─── Records to use ───

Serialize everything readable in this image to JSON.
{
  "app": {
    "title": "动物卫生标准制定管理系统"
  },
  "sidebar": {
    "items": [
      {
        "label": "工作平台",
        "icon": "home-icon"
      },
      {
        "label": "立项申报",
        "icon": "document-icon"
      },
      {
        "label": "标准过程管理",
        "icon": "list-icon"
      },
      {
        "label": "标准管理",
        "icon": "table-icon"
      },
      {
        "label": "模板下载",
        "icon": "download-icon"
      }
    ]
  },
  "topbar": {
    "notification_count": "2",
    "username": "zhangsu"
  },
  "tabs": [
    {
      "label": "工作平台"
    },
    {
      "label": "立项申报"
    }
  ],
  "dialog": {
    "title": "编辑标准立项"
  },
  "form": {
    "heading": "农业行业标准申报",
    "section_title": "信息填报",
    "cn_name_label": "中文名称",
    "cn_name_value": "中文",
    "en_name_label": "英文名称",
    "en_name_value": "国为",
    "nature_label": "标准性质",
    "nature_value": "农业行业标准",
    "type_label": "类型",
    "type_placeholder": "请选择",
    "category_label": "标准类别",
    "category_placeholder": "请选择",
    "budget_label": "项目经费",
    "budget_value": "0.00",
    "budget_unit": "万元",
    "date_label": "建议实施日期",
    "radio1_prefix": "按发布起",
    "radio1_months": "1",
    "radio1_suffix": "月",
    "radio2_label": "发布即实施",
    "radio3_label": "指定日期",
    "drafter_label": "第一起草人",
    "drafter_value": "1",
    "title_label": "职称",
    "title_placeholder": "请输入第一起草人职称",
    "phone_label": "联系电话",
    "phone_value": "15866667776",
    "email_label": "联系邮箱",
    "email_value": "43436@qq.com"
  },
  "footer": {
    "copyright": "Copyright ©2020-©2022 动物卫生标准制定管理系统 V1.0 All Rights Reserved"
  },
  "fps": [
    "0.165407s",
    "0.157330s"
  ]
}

───

Reproduce each entry word for word.

* [Finished task]
Serialize everything readable in this image to JSON.
{
  "app": {
    "title": "动物卫生标准制定管理系统"
  },
  "sidebar": {
    "items": [
      {
        "label": "工作平台",
        "icon": "home-icon"
      },
      {
        "label": "立项申报",
        "icon": "document-icon"
      },
      {
        "label": "标准过程管理",
        "icon": "list-icon"
      },
      {
        "label": "标准管理",
        "icon": "table-icon"
      },
      {
        "label": "模板下载",
        "icon": "download-icon"
      }
    ]
  },
  "topbar": {
    "notification_count": "2",
    "username": "zhangsu"
  },
  "tabs": [
    {
      "label": "工作平台"
    },
    {
      "label": "立项申报"
    }
  ],
  "dialog": {
    "title": "编辑标准立项"
  },
  "form": {
    "heading": "农业行业标准申报",
    "section_title": "信息填报",
    "cn_name_label": "中文名称",
    "cn_name_value": "中文",
    "en_name_label": "英文名称",
    "en_name_value": "国为",
    "nature_label": "标准性质",
    "nature_value": "农业行业标准",
    "type_label": "类型",
    "type_placeholder": "请选择",
    "category_label": "标准类别",
    "category_placeholder": "请选择",
    "budget_label": "项目经费",
    "budget_value": "0.00",
    "budget_unit": "万元",
    "date_label": "建议实施日期",
    "radio1_prefix": "按发布起",
    "radio1_months": "1",
    "radio1_suffix": "月",
    "radio2_label": "发布即实施",
    "radio3_label": "指定日期",
    "drafter_label": "第一起草人",
    "drafter_value": "1",
    "title_label": "职称",
    "title_placeholder": "请输入第一起草人职称",
    "phone_label": "联系电话",
    "phone_value": "15866667776",
    "email_label": "联系邮箱",
    "email_value": "43436@qq.com"
  },
  "footer": {
    "copyright": "Copyright ©2020-©2022 动物卫生标准制定管理系统 V1.0 All Rights Reserved"
  },
  "fps": [
    "0.165407s",
    "0.157330s"
  ]
}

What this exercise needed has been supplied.